** START Text segment **

Is there bloat in the military? certanly. but there is also a huge amount of money spent on maintaining obsolete equipment. Building an entire new fleet of F-22's and scrapping all the F-15's would literally be cheaper than maintaining our existing fleet. or ****, building an entire new fleet of F-15's. We lie to ourselves and say "Oh, the F-22 is sooo much more combat effective than the F-15, that each one of those aircraft counts as 20 of the old style!" except that when you lose one of those, you also lose the equivelent of 20 aircraft. Very soon, we aren't going to have the capacity to move men and materials to foreign countries. We won't be able to support refueling efforts. We won't be able to replenish ships at sea. These capabilities are critical. Abandoning them leaves is vulnerable.

Our nuclear deterrent is being reduced steadily as well. Our current president has made it a mission to eliminate nuclear weapons wherever possible, primarily from our own ******** At the same time, China is dramaically expanding their launch capabilities, building up their military, particularily in the form of a navy, airforce and nuclear balistic missile equipped submarine forces.

At the same time, you have our southeast asia foreign policy. Australia, Thailand, Sri lanka, South Korea, Taiwan. These countries should sound familiar to you, because they are the countries that follow the words "Made in" on the bottom of most of your electronic devices. Well the ones that aren't made in china already for the most part. China means to exert economic control over this area of the planet. This same area of the planet where a single flood managed to wipe out 70% of the hard drive production capability on the planet. Sure, positive change in foreign policy is great and all. Negitive change in that region with our economy in the fragile state it is in, would absolutly destroy us right now.

** END Text segment **

Stated exercise A - Could you rewrite the entries from their start through the line holding "716, 2406, 737]", inclusive, swapping "bounding boxes" for "coordinates" and leaving everything else unchanged?

** START Supplied records **

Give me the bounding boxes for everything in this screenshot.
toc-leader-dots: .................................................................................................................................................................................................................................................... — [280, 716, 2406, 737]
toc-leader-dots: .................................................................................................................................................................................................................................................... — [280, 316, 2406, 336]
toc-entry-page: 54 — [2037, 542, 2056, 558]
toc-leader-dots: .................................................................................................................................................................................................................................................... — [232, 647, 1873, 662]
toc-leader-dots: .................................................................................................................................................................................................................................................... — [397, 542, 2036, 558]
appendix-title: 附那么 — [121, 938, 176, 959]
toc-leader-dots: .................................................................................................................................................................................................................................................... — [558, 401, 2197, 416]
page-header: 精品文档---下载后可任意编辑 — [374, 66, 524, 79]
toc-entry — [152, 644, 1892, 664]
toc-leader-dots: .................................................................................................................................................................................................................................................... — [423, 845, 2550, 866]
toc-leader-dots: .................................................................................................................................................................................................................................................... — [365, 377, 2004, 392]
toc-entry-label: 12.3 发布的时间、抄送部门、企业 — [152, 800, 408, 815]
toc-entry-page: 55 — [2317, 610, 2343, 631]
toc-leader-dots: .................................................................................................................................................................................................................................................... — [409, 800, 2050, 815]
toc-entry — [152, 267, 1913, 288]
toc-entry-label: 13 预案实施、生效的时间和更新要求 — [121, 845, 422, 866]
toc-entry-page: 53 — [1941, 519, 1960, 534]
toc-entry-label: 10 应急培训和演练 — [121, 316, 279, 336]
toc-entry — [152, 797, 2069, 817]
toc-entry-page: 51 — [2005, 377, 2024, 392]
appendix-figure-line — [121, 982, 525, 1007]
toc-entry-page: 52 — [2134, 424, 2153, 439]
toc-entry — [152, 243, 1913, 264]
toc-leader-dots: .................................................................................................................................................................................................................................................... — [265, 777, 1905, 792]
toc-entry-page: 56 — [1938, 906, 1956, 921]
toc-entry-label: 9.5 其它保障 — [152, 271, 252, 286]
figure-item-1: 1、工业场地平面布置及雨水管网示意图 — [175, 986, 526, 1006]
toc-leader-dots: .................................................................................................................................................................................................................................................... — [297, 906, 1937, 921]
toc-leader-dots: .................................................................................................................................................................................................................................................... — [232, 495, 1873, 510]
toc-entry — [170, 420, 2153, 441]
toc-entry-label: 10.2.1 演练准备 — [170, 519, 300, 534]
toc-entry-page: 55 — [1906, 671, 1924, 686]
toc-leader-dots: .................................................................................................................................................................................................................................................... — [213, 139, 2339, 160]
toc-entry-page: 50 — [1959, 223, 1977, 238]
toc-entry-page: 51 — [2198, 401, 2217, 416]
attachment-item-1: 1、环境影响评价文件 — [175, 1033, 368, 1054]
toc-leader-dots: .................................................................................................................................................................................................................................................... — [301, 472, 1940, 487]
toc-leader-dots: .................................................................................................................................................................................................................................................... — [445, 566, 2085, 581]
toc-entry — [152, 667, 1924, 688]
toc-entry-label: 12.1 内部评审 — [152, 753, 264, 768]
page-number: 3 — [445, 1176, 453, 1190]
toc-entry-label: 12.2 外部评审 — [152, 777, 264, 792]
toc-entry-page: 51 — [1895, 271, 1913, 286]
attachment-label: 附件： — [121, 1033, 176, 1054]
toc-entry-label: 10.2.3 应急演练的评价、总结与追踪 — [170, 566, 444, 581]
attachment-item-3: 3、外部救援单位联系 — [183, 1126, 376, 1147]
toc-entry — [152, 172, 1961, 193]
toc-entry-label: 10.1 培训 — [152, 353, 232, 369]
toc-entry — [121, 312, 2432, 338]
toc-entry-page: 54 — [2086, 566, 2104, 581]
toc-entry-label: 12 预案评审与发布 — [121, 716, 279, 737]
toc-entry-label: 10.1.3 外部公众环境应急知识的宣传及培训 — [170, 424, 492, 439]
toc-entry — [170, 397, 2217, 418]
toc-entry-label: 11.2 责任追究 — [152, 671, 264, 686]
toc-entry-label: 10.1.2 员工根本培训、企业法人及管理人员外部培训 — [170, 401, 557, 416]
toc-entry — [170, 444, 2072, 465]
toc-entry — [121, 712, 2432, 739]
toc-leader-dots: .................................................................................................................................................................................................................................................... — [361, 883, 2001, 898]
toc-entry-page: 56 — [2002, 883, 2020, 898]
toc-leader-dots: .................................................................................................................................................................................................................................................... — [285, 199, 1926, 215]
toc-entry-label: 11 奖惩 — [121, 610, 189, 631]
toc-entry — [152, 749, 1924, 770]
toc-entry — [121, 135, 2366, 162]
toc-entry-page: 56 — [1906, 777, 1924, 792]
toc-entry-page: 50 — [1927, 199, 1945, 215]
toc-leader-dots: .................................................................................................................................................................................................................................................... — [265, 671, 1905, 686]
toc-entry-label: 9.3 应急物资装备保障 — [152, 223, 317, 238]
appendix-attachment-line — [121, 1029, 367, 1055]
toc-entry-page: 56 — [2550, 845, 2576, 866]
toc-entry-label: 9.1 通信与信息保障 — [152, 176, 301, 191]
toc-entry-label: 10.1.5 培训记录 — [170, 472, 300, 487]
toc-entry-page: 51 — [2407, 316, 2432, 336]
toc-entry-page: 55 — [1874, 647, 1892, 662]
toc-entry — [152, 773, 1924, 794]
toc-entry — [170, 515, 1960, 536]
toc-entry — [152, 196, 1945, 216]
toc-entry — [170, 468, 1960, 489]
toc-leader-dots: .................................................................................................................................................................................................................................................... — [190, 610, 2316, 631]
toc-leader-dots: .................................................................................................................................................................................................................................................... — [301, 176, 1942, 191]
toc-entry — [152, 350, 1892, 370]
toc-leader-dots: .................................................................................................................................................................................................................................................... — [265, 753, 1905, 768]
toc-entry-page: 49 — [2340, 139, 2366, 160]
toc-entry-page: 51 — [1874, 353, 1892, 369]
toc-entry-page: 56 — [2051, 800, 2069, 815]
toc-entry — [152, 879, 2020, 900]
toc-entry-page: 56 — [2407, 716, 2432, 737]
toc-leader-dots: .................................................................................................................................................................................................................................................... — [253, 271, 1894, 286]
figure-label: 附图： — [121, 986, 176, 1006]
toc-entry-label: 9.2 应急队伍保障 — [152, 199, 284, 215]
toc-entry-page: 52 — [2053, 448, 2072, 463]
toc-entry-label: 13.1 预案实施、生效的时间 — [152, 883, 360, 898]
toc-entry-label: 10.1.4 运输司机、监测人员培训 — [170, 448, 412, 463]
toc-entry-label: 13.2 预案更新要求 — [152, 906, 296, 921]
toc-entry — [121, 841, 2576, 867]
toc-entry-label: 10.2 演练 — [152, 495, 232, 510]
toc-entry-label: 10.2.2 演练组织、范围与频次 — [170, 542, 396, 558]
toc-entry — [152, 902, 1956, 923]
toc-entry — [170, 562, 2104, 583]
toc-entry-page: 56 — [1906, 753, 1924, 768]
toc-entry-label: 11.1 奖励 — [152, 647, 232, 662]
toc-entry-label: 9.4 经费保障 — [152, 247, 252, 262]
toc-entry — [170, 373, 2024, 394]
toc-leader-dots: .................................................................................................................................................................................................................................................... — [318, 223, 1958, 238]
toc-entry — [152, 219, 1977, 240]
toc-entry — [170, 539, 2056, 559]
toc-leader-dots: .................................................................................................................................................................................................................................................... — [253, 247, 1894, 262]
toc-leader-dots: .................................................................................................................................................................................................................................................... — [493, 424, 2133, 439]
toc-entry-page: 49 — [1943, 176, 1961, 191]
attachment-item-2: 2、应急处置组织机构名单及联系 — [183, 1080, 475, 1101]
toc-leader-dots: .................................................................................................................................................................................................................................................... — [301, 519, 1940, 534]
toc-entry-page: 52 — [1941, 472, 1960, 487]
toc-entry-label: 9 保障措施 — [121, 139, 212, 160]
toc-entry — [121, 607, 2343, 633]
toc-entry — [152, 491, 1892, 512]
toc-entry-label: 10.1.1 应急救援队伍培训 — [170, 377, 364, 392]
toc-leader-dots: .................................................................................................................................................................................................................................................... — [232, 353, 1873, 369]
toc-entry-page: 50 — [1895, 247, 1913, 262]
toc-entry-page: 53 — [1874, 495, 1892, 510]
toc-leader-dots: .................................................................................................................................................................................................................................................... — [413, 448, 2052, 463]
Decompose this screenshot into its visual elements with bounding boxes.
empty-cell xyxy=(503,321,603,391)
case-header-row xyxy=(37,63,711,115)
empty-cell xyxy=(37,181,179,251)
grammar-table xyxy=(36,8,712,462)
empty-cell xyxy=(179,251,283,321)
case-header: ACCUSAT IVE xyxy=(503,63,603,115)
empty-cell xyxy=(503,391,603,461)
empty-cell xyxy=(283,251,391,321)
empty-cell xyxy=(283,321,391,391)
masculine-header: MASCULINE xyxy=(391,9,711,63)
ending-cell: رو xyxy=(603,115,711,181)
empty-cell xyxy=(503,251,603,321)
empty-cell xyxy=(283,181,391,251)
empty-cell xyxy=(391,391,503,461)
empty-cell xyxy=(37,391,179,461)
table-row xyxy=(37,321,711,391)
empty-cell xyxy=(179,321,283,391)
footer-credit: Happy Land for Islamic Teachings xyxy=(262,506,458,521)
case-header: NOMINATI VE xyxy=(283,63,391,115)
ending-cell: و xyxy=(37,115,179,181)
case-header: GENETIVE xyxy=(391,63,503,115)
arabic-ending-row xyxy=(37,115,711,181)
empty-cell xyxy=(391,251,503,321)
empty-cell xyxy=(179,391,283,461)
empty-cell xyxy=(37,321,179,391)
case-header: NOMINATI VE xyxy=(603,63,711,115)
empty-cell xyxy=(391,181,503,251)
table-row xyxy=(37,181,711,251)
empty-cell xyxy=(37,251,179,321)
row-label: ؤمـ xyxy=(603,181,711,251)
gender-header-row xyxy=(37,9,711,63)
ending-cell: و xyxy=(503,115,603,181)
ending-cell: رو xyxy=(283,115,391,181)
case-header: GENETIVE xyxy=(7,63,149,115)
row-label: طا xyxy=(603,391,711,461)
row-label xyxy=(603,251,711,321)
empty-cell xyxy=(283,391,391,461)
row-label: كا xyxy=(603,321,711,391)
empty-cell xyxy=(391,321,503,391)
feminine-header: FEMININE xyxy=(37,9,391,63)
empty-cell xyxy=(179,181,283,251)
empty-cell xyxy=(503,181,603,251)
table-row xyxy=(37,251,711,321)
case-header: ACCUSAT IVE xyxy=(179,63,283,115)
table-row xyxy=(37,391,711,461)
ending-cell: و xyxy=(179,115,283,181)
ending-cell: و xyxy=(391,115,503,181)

** END Supplied records **

Stated exercise B - In the text about military spending, what share of the planet's hard drive production capability did a single flood wipe out?

Final answer A -
Give me the coordinates for everything in this screenshot.
toc-leader-dots: .................................................................................................................................................................................................................................................... — [280, 716, 2406, 737]

Final answer B - 70%